# Task brief
Repeat every line below exactly, word for word.

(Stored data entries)
==============================

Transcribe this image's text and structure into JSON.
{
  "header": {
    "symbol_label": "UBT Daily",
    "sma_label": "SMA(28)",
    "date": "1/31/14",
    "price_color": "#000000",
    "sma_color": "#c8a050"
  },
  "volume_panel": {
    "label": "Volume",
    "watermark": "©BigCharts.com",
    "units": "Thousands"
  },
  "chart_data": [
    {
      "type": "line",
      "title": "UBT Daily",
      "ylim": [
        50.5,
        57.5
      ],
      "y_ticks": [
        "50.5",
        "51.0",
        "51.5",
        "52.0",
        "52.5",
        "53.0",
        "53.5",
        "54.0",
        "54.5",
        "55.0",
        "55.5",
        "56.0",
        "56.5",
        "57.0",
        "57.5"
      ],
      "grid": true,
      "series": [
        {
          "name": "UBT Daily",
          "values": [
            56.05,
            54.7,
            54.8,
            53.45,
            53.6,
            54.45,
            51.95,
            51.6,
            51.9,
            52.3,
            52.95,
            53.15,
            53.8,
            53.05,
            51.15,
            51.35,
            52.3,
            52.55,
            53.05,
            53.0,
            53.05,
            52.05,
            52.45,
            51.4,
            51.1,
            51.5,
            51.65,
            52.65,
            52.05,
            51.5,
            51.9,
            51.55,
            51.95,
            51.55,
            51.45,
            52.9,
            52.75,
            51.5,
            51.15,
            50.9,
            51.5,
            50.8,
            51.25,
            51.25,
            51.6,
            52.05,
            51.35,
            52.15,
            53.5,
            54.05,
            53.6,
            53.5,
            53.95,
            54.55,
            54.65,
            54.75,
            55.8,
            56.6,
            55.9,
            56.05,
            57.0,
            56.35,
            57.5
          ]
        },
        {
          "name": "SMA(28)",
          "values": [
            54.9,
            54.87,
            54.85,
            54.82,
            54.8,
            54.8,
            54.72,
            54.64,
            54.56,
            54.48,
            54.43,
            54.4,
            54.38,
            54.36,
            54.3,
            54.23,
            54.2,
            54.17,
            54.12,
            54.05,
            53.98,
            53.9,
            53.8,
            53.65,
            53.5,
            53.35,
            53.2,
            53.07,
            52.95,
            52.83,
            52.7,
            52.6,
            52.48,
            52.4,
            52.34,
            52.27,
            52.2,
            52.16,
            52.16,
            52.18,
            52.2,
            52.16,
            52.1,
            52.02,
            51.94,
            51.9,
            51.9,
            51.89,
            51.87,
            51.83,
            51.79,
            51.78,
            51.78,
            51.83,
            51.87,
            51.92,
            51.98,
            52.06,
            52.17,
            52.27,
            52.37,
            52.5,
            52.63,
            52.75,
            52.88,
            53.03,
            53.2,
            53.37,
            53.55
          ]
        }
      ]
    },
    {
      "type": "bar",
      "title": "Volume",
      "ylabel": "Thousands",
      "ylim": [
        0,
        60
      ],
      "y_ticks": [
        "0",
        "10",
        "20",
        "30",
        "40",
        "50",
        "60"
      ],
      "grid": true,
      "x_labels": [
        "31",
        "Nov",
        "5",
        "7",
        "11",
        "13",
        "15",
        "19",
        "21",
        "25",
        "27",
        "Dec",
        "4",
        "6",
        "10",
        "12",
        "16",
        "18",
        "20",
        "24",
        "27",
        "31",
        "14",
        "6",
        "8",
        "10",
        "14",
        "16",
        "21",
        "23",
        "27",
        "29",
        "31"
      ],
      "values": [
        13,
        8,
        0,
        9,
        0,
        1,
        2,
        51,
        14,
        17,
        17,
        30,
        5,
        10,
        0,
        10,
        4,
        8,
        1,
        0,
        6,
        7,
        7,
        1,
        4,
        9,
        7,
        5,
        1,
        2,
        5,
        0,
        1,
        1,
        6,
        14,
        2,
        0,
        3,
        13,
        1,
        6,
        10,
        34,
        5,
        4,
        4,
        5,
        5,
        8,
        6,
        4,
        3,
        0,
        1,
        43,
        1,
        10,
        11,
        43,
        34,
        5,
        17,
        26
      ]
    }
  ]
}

==============================

# Task response
Transcribe this image's text and structure into JSON.
{
  "header": {
    "symbol_label": "UBT Daily",
    "sma_label": "SMA(28)",
    "date": "1/31/14",
    "price_color": "#000000",
    "sma_color": "#c8a050"
  },
  "volume_panel": {
    "label": "Volume",
    "watermark": "©BigCharts.com",
    "units": "Thousands"
  },
  "chart_data": [
    {
      "type": "line",
      "title": "UBT Daily",
      "ylim": [
        50.5,
        57.5
      ],
      "y_ticks": [
        "50.5",
        "51.0",
        "51.5",
        "52.0",
        "52.5",
        "53.0",
        "53.5",
        "54.0",
        "54.5",
        "55.0",
        "55.5",
        "56.0",
        "56.5",
        "57.0",
        "57.5"
      ],
      "grid": true,
      "series": [
        {
          "name": "UBT Daily",
          "values": [
            56.05,
            54.7,
            54.8,
            53.45,
            53.6,
            54.45,
            51.95,
            51.6,
            51.9,
            52.3,
            52.95,
            53.15,
            53.8,
            53.05,
            51.15,
            51.35,
            52.3,
            52.55,
            53.05,
            53.0,
            53.05,
            52.05,
            52.45,
            51.4,
            51.1,
            51.5,
            51.65,
            52.65,
            52.05,
            51.5,
            51.9,
            51.55,
            51.95,
            51.55,
            51.45,
            52.9,
            52.75,
            51.5,
            51.15,
            50.9,
            51.5,
            50.8,
            51.25,
            51.25,
            51.6,
            52.05,
            51.35,
            52.15,
            53.5,
            54.05,
            53.6,
            53.5,
            53.95,
            54.55,
            54.65,
            54.75,
            55.8,
            56.6,
            55.9,
            56.05,
            57.0,
            56.35,
            57.5
          ]
        },
        {
          "name": "SMA(28)",
          "values": [
            54.9,
            54.87,
            54.85,
            54.82,
            54.8,
            54.8,
            54.72,
            54.64,
            54.56,
            54.48,
            54.43,
            54.4,
            54.38,
            54.36,
            54.3,
            54.23,
            54.2,
            54.17,
            54.12,
            54.05,
            53.98,
            53.9,
            53.8,
            53.65,
            53.5,
            53.35,
            53.2,
            53.07,
            52.95,
            52.83,
            52.7,
            52.6,
            52.48,
            52.4,
            52.34,
            52.27,
            52.2,
            52.16,
            52.16,
            52.18,
            52.2,
            52.16,
            52.1,
            52.02,
            51.94,
            51.9,
            51.9,
            51.89,
            51.87,
            51.83,
            51.79,
            51.78,
            51.78,
            51.83,
            51.87,
            51.92,
            51.98,
            52.06,
            52.17,
            52.27,
            52.37,
            52.5,
            52.63,
            52.75,
            52.88,
            53.03,
            53.2,
            53.37,
            53.55
          ]
        }
      ]
    },
    {
      "type": "bar",
      "title": "Volume",
      "ylabel": "Thousands",
      "ylim": [
        0,
        60
      ],
      "y_ticks": [
        "0",
        "10",
        "20",
        "30",
        "40",
        "50",
        "60"
      ],
      "grid": true,
      "x_labels": [
        "31",
        "Nov",
        "5",
        "7",
        "11",
        "13",
        "15",
        "19",
        "21",
        "25",
        "27",
        "Dec",
        "4",
        "6",
        "10",
        "12",
        "16",
        "18",
        "20",
        "24",
        "27",
        "31",
        "14",
        "6",
        "8",
        "10",
        "14",
        "16",
        "21",
        "23",
        "27",
        "29",
        "31"
      ],
      "values": [
        13,
        8,
        0,
        9,
        0,
        1,
        2,
        51,
        14,
        17,
        17,
        30,
        5,
        10,
        0,
        10,
        4,
        8,
        1,
        0,
        6,
        7,
        7,
        1,
        4,
        9,
        7,
        5,
        1,
        2,
        5,
        0,
        1,
        1,
        6,
        14,
        2,
        0,
        3,
        13,
        1,
        6,
        10,
        34,
        5,
        4,
        4,
        5,
        5,
        8,
        6,
        4,
        3,
        0,
        1,
        43,
        1,
        10,
        11,
        43,
        34,
        5,
        17,
        26
      ]
    }
  ]
}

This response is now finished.